**Exercise aim**:
Determine how many lines of the entries contain "renseigner". Reply with that number alone.

**Recorded information**:

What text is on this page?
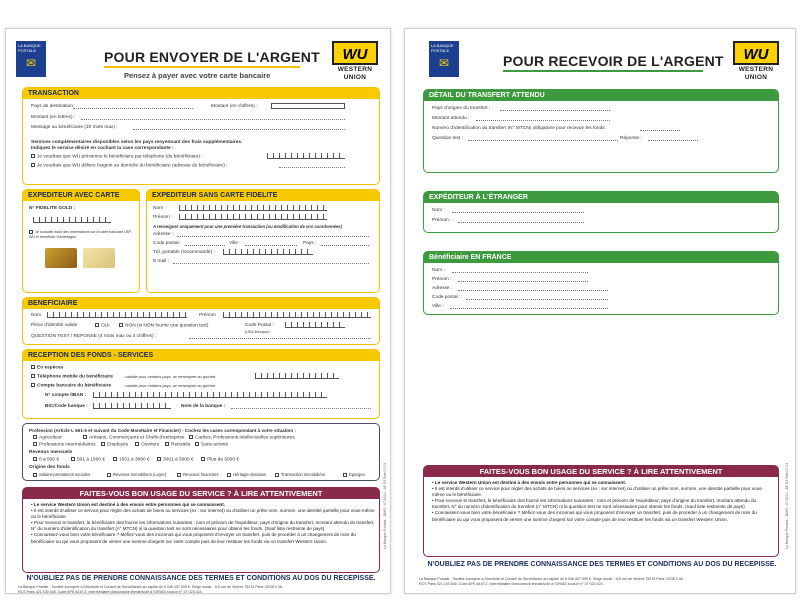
LA BANQUE
POSTALE
✉	POUR ENVOYER DE L'ARGENT
Pensez à payer avec votre carte bancaire
WU
WESTERN
UNION
TRANSACTION
Pays de destination :	Montant (en chiffres) :
Montant (en lettres) :
Message au bénéficiaire (10 mots max) :
Services complémentaires disponibles selon les pays moyennant des frais supplémentaires.
Indiquez le service désiré en cochant la case correspondante :
Je voudrais que WU prévienne le bénéficiaire par téléphone (du bénéficiaire) :
Je voudrais que WU délivre l'argent au domicile du bénéficiaire (adresse du bénéficiaire) :
EXPEDITEUR AVEC CARTE
N° FIDELITE GOLD :
Je souhaite avoir des informations sur la carte bancaire LBP-WU et bénéficier d'avantages.
EXPEDITEUR SANS CARTE FIDELITE
Nom :
Prénom :
A renseigner uniquement pour une première transaction (ou modification de vos coordonnées)
Adresse :
Code postal :	Ville :	Pays :
Tél. portable (recommandé) :
E mail :
BENEFICIAIRE
Nom	Prénom
Pièce d'identité valide	OUI	NON (si NON fournir une question test)	Code Postal :
(USA-Mexique)
QUESTION TEST / REPONSE (4 mots max ou 4 chiffres) :
RECEPTION DES FONDS - SERVICES
En espèces
Téléphone mobile du bénéficiaire	- valable pour certains pays, se renseigner au guichet
Compte bancaire du bénéficiaire	- valable pour certains pays, se renseigner au guichet
N° compte /IBAN :
BIC/Code banque :	Nom de la banque :
Profession (Article L 561-5 et suivant du Code Monétaire et Financier) - Cochez les cases correspondant à votre situation :
Agriculteur	Artisans, Commerçants et Chefs d'entreprise	Cadres, Professions intellectuelles supérieures
Professions intermédiaires	Employés	Ouvriers	Retraités	Sans activité
Revenus mensuels
0 à 500 €	501 à 1500 €	1501 à 3000 €	3001 à 5000 €	Plus de 5000 €
Origine des fonds
Salaire-prestations sociales	Revenus immobiliers (Loyer)	Revenus financiers	Héritage-donation	Transaction immobilière	Epargne
FAITES-VOUS BON USAGE DU SERVICE ? À LIRE ATTENTIVEMENT
• Le service Western Union est destiné à des envois entre personnes qui se connaissent.
• Il est interdit d'utiliser ce service pour régler des achats de biens ou services (ex : sur internet) ou d'utiliser un prête nom, surnom, une identité partielle pour vous-même ou le bénéficiaire.
• Pour recevoir le transfert, le bénéficiaire doit fournir les informations suivantes : nom et prénom de l'expéditeur, pays d'origine du transfert, montant attendu du transfert, N° du numéro d'identification du transfert (n° MTCN) ni la question test ne sont nécessaires pour obtenir les fonds. (Sauf liste restreinte de pays)
• Connaissez-vous bien votre bénéficiaire ? Méfiez-vous des inconnus qui vous proposent d'envoyer un transfert, puis de procéder à un changement de nom du bénéficiaire ou qui vous proposent de verser une somme d'argent sur votre compte puis de leur restituer les fonds via un transfert Western Union.
N'OUBLIEZ PAS DE PRENDRE CONNAISSANCE DES TERMES ET CONDITIONS AU DOS DU RECEPISSE.
La Banque Postale - Société Anonyme à Directoire et Conseil de Surveillance au capital de 6 046 407 595 €. Siège social : 115 rue de Sèvres 75275 Paris CEDEX 06.
RCS Paris 421 100 645. Code APE 6419 Z. Intermédiaire d'assurance immatriculé à l'ORIAS sous le n° 07 023 424.
La Banque Postale - DMG - 07/2014 - AF DT Bds 07/14
LA BANQUE
POSTALE
✉	POUR RECEVOIR DE L'ARGENT	WU
WESTERN
UNION
DÉTAIL DU TRANSFERT ATTENDU
Pays d'origine du transfert :
Montant attendu :
Numéro d'identification du transfert (N° MTCN) obligatoire pour recevoir les fonds :
Question test :	Réponse :
EXPÉDITEUR À L'ÉTRANGER
Nom :
Prénom :
Bénéficiaire EN FRANCE
Nom :
Prénom :
Adresse :
Code postal :
Ville :
FAITES-VOUS BON USAGE DU SERVICE ? À LIRE ATTENTIVEMENT
• Le service Western Union est destiné à des envois entre personnes qui se connaissent.
• Il est interdit d'utiliser ce service pour régler des achats de biens ou services (ex : sur internet) ou d'utiliser un prête nom, surnom, une identité partielle pour vous-même ou le bénéficiaire.
• Pour recevoir le transfert, le bénéficiaire doit fournir les informations suivantes : nom et prénom de l'expéditeur, pays d'origine du transfert, montant attendu du transfert, N° du numéro d'identification du transfert (n° MTCN) ni la question test ne sont nécessaires pour obtenir les fonds. (Sauf liste restreinte de pays)
• Connaissez-vous bien votre bénéficiaire ? Méfiez-vous des inconnus qui vous proposent d'envoyer un transfert, puis de procéder à un changement de nom du bénéficiaire ou qui vous proposent de verser une somme d'argent sur votre compte puis de leur restituer les fonds via un transfert Western Union.
N'OUBLIEZ PAS DE PRENDRE CONNAISSANCE DES TERMES ET CONDITIONS AU DOS DU RECEPISSE.
La Banque Postale - Société Anonyme à Directoire et Conseil de Surveillance au capital de 6 046 407 595 €. Siège social : 115 rue de Sèvres 75275 Paris CEDEX 06.
RCS Paris 421 100 645. Code APE 6419 Z. Intermédiaire d'assurance immatriculé à l'ORIAS sous le n° 07 023 424.
La Banque Postale - DMG - 07/2014 - AF DT Bds 07/14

**Output below**:
3